Continua il testo sulla vendita online e sulla reputazione dei negozianti, riprendendo subito dopo la sua ultima frase.

Testo =
● ● ● ● ●

Il semplice “catalogo e carrello” rappresenta ormai un tassello dell’esperienza di vendita online che addirittura in alcuni casi si può anche omettere, anche grazie a progetti come l’italianissimo Blomming, che consentono di procedere con l’acquisto di prodotto a partire da qualsiasi risorsa online.
Sono inoltre sempre più diffusi progetti di “shopping discovery”, l’equivalente digitale del “gironzolare per negozi”, con la differenza che il focus dell’attenzione è sui singoli prodotti: siti come thefind.com (di cui resta solo una sorta di “necrologio” su Wikipedia, ora che il servizio non esiste più), Chicisimo.com, TheFancy, Pinterest.com e app come Kaleidoscope o Pose e molte altre aiutano i potenziali acquirenti ad entrare in contatto con i prodotti disponibili per la vendita. La visualizzazione di determinati prodotti invece di altri nasce da parametri di scelta sempre più evoluti e personalizzati, grazie alla disponibilità di algoritmi capaci di scovare i prodotti giusti tra quelli che soddisfano i gusti del potenziale acquirente.
Compito del negoziante rimane quello di offrire un servizio di altissima qualità, per evitare di rimanere tagliato fuori dall’elenco di quelli che hanno accesso all’audience del sito, del marketplace o dell’applicazione. Recente ad esempio il giro di vite sui commercianti che hanno accesso alla piattaforma eBay dove quelli con feedback “meno che eccellenti” sono stati allontanati: questo è un esempio lampante di come la “reputazione” stia divenendo una vera e propria moneta la cui importanza crescerà molto nei prossimi anni. Passi falsi e soprattutto comportamenti inadeguati al contesto sociale diventano sempre più pericolosi per il sentimento che i consumatori nutrono nei confronti di un’impresa. Ad esempio, recentemente Ryanair ha rimosso un post di un utente che conteneva una lamentela (giusta o sbagliata, non è motivo di discussione): peccato che la lamentela avesse nel frattempo accumulato il favore di 350.000 persone e che la rimozione sia stata vissuta come un fatto talmente antipatico da meritare visibilità su moltissime testate, online e non, con un danno di immagine significativo per la nota compagnia aerea.

● ● ● ● ●

Voci fornite =
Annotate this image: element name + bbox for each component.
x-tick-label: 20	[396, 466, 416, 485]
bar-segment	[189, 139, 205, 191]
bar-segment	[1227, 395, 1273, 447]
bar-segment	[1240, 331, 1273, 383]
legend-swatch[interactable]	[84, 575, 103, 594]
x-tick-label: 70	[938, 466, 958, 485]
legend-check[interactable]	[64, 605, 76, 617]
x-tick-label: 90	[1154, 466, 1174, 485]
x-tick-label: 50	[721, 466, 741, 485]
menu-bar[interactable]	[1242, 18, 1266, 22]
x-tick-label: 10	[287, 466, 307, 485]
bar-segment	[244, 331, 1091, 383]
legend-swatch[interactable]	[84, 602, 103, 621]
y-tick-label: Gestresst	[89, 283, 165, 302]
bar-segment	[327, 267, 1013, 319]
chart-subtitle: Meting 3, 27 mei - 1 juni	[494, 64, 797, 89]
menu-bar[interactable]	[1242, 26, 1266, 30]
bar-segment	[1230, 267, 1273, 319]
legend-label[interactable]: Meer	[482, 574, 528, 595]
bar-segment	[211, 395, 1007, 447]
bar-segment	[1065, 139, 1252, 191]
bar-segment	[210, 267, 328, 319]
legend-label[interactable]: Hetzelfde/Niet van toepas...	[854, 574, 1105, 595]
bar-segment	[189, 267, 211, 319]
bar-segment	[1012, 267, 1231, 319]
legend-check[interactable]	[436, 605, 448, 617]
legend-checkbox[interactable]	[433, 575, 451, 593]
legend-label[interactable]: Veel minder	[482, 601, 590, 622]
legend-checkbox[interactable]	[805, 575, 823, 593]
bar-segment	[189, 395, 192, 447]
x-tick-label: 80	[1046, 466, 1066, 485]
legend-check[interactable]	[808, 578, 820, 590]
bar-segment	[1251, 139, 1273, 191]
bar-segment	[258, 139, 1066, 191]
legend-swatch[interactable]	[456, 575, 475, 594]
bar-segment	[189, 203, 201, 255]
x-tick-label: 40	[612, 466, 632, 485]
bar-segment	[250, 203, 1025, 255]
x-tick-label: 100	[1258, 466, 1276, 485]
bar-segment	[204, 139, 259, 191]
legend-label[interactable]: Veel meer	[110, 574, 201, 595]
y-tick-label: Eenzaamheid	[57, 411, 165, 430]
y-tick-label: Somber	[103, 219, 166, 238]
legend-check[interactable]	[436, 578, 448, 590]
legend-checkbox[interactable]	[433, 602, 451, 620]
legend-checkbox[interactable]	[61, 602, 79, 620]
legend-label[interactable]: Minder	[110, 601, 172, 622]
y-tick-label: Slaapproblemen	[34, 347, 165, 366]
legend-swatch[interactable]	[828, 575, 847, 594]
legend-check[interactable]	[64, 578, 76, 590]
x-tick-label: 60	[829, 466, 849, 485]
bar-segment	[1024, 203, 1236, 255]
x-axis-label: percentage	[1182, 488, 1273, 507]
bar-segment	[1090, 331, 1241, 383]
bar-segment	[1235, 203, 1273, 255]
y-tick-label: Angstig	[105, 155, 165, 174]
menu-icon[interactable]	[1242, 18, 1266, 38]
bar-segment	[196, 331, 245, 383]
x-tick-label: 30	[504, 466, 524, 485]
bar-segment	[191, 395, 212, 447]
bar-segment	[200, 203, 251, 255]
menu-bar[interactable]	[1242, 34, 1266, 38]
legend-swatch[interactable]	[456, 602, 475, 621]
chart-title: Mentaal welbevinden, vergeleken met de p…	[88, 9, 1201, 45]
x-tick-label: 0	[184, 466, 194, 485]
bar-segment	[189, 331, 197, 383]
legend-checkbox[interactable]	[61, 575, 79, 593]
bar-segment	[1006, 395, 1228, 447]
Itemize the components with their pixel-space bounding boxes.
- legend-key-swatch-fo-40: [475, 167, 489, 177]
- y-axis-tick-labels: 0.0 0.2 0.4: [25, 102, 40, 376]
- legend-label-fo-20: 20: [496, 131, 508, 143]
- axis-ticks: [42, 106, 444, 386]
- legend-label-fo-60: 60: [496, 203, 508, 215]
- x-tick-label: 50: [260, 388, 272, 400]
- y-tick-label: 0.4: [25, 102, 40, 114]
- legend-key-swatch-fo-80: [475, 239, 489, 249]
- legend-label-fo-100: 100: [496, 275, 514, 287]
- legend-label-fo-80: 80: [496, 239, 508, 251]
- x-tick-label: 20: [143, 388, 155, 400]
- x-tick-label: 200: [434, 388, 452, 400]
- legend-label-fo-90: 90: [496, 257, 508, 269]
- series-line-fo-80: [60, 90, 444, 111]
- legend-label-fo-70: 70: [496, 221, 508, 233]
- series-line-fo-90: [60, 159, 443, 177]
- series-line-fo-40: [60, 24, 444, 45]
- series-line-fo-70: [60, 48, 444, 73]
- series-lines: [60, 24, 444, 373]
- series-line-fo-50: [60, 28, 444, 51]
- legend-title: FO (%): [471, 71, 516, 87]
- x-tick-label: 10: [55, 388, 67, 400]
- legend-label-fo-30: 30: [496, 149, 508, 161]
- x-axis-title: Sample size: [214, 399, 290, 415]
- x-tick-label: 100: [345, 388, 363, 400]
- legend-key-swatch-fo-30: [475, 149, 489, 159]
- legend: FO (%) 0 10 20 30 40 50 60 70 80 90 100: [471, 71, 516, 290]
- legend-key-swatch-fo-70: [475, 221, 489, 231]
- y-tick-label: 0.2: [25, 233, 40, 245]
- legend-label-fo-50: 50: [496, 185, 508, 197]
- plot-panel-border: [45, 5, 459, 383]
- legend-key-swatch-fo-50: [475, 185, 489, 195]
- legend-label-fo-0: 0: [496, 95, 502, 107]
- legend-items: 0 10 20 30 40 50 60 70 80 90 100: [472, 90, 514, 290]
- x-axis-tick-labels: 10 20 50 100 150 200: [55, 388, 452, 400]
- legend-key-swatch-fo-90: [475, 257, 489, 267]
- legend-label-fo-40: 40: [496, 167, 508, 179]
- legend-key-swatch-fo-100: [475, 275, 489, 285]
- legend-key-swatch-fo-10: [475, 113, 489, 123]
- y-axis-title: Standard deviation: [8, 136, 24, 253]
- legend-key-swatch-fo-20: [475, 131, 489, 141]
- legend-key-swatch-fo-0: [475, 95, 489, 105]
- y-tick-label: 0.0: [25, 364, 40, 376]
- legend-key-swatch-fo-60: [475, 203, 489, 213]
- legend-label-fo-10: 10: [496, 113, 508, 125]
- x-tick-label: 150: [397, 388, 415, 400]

● ● ● ● ●

Risposta =
Al solito, non esiste una singola formula magica in grado di assicurare il successo di un ecommerce: ci sono casi in cui un singolo elemento consente di mettere in competizione un Davide contro il Golia di turno, come è successo a DollarShaveClub.com, il cui video di introduzione è stato considerato il miglior virale commerciale di inizio anno ed ha contribuito in maniera determinante al successo di questa piccola azienda.
Ci sono piccole imprese che hanno ottenuto pre-vendite per 10 milioni di dollari grazie al corretto impiego di piattaforme di discovery e crowdsourcing come Kickstarter.
Se questa impresa avesse chiesto a dei finanziatori tradizionali questo importo, difficilmente l’avrebbe potuto ottenere, anche rinunciando ad ingenti quote di capitale sociale.
Inoltre, hanno raccolto preziosi suggerimenti sul prodotto dai potenziali reali acquirenti, che hanno consentito di correggere il tiro strada facendo per portare sul mercato un prodotto ancora più appetibile.
Ci sono imprese che puntano a ridurre gli ingenti costi di reso del vestiario venduto online attraverso una scansione digitale delle misure dei potenziali acquirenti in modo da poter abbassare i prezzi a beneficio di tutti i clienti.
Se pensiamo che ecommerce di grande successo come Zappos.com gestiscono tassi di restituzione dei prodotti pari al 35% (con punte del 50% per certe tipologie di acquirenti) ben possiamo renderci conto di quanto margine c’è per ridurre ulteriormente i costi di vendita.
In tutte le numerosi fasi del processo di compravendita sono davvero molte le ottimizzazioni e innovazioni oggi possibili, con grandi opportunità per chi saprà impiegarle e adattarle nel giusto mix: no, non è un gioco da ragazzi, ma può lo stesso essere molto divertente e, soprattutto, dare grandi soddisfazioni!